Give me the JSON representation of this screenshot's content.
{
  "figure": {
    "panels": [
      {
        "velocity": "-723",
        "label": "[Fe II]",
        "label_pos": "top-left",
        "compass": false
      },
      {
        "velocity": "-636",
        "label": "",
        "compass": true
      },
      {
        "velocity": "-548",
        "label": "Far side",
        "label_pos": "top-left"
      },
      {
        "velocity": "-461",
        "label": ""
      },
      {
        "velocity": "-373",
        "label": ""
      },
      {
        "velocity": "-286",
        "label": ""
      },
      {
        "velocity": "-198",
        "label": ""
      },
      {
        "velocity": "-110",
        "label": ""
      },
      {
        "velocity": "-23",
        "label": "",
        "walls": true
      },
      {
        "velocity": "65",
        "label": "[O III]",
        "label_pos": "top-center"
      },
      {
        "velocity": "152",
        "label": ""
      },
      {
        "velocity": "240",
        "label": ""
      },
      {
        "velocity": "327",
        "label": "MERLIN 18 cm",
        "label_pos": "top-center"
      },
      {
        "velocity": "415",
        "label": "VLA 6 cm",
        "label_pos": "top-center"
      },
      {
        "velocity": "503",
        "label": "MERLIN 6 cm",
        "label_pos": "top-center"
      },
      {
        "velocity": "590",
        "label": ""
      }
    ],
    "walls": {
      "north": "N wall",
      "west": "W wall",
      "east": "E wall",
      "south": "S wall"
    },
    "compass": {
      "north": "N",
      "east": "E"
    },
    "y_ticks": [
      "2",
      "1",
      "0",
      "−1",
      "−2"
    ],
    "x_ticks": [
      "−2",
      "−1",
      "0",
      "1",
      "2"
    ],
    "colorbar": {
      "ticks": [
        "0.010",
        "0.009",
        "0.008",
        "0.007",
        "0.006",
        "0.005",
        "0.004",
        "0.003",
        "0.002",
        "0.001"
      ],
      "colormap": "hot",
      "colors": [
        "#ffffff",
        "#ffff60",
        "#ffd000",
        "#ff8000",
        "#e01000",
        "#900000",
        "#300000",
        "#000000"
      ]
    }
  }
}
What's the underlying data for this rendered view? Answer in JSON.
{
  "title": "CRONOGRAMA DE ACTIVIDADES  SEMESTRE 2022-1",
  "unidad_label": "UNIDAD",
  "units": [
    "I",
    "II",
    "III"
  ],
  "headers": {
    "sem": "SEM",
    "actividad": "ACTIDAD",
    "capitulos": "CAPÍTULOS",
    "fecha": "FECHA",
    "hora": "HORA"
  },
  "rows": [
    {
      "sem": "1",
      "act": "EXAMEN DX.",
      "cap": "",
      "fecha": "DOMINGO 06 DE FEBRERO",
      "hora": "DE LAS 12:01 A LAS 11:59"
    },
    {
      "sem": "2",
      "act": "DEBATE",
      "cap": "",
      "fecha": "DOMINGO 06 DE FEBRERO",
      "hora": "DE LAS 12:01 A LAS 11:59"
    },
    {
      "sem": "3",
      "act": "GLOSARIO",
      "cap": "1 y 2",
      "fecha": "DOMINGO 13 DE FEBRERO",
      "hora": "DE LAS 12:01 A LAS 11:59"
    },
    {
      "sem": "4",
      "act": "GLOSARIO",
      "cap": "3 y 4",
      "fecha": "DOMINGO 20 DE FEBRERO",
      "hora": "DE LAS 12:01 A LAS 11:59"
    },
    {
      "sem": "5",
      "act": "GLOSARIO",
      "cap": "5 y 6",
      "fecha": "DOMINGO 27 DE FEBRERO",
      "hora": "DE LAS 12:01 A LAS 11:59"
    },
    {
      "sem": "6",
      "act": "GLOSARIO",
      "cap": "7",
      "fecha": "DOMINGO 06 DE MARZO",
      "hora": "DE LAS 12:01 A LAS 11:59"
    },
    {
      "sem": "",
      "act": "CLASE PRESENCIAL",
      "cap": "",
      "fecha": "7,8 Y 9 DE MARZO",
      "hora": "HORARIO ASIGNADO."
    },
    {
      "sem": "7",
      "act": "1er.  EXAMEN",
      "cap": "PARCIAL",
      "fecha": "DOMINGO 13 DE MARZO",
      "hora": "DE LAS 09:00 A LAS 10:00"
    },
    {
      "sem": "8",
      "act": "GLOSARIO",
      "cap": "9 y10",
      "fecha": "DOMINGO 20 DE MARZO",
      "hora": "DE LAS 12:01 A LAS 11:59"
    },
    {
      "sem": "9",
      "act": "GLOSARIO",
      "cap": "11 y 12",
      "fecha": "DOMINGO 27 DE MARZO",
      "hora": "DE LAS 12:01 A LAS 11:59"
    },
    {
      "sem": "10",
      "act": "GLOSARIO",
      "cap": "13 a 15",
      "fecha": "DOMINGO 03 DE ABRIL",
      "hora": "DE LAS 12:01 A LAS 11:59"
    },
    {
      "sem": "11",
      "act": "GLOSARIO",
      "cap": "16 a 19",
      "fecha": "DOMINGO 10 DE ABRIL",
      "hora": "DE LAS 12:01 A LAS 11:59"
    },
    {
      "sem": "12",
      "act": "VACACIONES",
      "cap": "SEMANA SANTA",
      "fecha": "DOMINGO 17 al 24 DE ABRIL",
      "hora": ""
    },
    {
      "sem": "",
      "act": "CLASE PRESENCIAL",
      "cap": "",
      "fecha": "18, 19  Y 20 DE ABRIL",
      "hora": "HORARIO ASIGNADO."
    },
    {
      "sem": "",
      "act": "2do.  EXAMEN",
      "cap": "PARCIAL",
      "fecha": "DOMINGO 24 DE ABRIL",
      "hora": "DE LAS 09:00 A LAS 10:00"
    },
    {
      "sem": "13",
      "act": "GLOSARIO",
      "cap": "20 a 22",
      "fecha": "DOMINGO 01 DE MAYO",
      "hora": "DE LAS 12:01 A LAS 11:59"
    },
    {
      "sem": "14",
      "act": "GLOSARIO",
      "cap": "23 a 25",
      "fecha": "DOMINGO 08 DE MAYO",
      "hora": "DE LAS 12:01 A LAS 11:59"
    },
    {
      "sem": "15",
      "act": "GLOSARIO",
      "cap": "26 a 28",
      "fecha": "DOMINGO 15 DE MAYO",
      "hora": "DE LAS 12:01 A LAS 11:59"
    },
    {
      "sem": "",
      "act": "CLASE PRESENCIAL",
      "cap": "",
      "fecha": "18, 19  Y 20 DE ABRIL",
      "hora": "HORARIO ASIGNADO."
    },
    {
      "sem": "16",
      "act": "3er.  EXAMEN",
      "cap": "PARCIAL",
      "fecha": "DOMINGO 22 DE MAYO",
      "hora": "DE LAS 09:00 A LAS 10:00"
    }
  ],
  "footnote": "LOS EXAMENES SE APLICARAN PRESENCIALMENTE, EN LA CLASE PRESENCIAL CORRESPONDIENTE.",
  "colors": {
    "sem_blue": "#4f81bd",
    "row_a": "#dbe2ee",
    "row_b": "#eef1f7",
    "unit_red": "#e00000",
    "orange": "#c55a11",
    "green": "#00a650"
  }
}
■ ■ ■ ■ ■ ■ ■
> _PROMPT_: Copy every line that includes the string "compass" from the material above.

> _RESULT OF THE TASK_:
        "compass": false
        "compass": true
    "compass": {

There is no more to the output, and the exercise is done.